The request
Extract every line where the string "cautious" appears.

Dataset excerpts
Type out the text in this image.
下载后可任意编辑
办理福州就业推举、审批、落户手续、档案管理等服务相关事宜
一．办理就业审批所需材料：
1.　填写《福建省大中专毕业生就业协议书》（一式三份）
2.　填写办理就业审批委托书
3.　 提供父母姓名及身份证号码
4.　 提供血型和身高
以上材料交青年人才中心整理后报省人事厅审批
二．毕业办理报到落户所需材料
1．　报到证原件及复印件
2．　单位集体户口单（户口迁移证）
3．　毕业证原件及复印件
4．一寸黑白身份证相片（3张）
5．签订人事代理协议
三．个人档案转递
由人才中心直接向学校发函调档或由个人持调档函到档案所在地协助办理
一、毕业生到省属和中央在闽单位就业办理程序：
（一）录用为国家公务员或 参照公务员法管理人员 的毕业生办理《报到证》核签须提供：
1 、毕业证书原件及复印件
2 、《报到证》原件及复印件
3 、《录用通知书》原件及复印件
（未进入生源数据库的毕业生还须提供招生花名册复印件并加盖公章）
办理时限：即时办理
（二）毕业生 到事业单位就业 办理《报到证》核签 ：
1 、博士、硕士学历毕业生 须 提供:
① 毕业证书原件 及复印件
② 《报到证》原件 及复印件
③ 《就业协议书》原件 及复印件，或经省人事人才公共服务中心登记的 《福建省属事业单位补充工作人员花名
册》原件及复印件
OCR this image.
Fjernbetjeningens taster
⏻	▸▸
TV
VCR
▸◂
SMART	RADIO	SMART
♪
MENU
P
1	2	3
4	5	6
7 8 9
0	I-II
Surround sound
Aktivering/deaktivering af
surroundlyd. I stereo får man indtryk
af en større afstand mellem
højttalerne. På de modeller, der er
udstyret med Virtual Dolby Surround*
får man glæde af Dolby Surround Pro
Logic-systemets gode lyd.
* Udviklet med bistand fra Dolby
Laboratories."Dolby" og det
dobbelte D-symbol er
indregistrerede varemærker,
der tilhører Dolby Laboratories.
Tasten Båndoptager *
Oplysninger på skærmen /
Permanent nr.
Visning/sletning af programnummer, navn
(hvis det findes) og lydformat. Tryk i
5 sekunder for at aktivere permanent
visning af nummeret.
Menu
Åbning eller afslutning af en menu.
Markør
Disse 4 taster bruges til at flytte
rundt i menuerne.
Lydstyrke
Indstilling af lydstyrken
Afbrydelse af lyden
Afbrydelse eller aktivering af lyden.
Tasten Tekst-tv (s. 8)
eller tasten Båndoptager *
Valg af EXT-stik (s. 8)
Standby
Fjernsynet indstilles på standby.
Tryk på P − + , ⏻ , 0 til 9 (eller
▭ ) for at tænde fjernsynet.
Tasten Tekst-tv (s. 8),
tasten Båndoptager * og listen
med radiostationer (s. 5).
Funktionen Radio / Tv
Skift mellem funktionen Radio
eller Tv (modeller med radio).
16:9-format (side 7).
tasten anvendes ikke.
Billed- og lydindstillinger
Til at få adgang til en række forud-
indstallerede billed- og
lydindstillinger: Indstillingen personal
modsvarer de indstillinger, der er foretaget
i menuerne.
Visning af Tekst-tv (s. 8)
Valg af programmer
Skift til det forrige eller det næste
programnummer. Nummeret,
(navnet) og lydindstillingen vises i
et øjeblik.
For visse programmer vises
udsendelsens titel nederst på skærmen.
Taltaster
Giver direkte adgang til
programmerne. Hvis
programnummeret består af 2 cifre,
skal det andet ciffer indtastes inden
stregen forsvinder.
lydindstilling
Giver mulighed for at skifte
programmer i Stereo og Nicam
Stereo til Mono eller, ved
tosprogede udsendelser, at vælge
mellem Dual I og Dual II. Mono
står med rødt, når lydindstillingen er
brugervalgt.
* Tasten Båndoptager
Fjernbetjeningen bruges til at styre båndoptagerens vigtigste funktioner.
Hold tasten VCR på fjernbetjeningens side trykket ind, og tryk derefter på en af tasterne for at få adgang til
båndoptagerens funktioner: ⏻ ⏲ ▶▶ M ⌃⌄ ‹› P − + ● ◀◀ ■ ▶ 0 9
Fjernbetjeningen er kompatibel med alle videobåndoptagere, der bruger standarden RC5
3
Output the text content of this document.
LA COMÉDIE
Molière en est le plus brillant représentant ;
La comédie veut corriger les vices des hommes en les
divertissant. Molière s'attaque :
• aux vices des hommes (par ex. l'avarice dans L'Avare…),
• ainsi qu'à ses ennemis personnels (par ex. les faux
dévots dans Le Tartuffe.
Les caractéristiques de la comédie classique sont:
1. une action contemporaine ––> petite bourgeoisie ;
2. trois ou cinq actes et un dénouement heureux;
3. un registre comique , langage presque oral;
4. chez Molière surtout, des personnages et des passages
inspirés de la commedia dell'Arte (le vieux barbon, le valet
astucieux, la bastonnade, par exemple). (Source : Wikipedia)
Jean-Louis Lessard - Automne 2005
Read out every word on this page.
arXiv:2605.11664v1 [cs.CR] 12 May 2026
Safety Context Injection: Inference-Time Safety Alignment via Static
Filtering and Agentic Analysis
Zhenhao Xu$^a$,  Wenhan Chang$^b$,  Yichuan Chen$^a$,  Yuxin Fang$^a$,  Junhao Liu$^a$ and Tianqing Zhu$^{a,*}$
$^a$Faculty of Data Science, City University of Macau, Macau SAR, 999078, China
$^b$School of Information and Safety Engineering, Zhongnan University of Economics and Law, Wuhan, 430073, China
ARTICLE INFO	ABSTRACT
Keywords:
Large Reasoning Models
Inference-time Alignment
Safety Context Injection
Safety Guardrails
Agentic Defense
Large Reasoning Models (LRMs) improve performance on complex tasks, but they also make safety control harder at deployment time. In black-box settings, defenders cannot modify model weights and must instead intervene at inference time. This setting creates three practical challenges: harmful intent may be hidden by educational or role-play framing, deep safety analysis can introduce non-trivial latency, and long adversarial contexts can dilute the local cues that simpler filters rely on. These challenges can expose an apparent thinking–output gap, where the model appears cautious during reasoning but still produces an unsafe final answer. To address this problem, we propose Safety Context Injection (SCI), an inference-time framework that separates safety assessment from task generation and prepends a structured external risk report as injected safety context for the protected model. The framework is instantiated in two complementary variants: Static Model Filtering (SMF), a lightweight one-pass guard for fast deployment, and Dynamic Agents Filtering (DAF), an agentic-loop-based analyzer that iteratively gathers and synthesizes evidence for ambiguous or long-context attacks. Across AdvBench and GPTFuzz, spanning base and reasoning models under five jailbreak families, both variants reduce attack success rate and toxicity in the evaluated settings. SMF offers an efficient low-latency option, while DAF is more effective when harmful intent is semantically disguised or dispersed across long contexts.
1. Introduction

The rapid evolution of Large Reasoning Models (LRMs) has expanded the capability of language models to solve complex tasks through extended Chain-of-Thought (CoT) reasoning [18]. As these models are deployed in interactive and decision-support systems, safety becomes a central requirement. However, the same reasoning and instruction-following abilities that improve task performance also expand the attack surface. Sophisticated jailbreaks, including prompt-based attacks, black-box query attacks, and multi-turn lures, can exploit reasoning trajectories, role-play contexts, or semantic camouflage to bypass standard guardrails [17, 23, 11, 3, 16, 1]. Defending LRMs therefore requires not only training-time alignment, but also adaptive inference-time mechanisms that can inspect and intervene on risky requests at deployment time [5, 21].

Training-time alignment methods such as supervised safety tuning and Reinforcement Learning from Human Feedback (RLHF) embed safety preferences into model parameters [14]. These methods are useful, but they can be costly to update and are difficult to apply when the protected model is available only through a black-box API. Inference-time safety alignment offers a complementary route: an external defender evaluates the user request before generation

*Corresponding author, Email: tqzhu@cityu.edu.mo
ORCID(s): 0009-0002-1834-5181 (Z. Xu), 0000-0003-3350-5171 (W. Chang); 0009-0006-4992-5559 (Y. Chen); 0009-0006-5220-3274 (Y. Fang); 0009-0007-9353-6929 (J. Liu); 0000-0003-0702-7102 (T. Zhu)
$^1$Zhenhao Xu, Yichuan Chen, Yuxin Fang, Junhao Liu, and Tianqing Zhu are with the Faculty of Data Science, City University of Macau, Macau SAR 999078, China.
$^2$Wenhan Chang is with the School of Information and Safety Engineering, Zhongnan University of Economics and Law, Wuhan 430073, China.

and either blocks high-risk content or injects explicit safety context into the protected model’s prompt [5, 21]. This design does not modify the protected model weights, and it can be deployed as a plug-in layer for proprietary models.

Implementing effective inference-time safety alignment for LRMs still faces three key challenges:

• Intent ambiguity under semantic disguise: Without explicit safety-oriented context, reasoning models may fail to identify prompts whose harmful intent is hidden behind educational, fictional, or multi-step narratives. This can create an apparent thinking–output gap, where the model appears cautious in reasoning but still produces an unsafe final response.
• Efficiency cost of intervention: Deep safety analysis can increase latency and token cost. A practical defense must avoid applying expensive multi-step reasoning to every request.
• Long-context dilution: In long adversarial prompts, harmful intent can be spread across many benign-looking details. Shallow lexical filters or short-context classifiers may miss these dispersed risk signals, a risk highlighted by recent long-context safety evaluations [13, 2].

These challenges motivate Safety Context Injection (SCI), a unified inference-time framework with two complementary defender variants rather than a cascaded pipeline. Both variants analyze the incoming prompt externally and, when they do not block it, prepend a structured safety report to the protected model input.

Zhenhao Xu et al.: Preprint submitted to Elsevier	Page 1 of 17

Exercise answer
Large Reasoning Models (LRMs) improve performance on complex tasks, but they also make safety control harder at deployment time. In black-box settings, defenders cannot modify model weights and must instead intervene at inference time. This setting creates three practical challenges: harmful intent may be hidden by educational or role-play framing, deep safety analysis can introduce non-trivial latency, and long adversarial contexts can dilute the local cues that simpler filters rely on. These challenges can expose an apparent thinking–output gap, where the model appears cautious during reasoning but still produces an unsafe final answer. To address this problem, we propose Safety Context Injection (SCI), an inference-time framework that separates safety assessment from task generation and prepends a structured external risk report as injected safety context for the protected model. The framework is instantiated in two complementary variants: Static Model Filtering (SMF), a lightweight one-pass guard for fast deployment, and Dynamic Agents Filtering (DAF), an agentic-loop-based analyzer that iteratively gathers and synthesizes evidence for ambiguous or long-context attacks. Across AdvBench and GPTFuzz, spanning base and reasoning models under five jailbreak families, both variants reduce attack success rate and toxicity in the evaluated settings. SMF offers an efficient low-latency option, while DAF is more effective when harmful intent is semantically disguised or dispersed across long contexts.
• Intent ambiguity under semantic disguise: Without explicit safety-oriented context, reasoning models may fail to identify prompts whose harmful intent is hidden behind educational, fictional, or multi-step narratives. This can create an apparent thinking–output gap, where the model appears cautious in reasoning but still produces an unsafe final response.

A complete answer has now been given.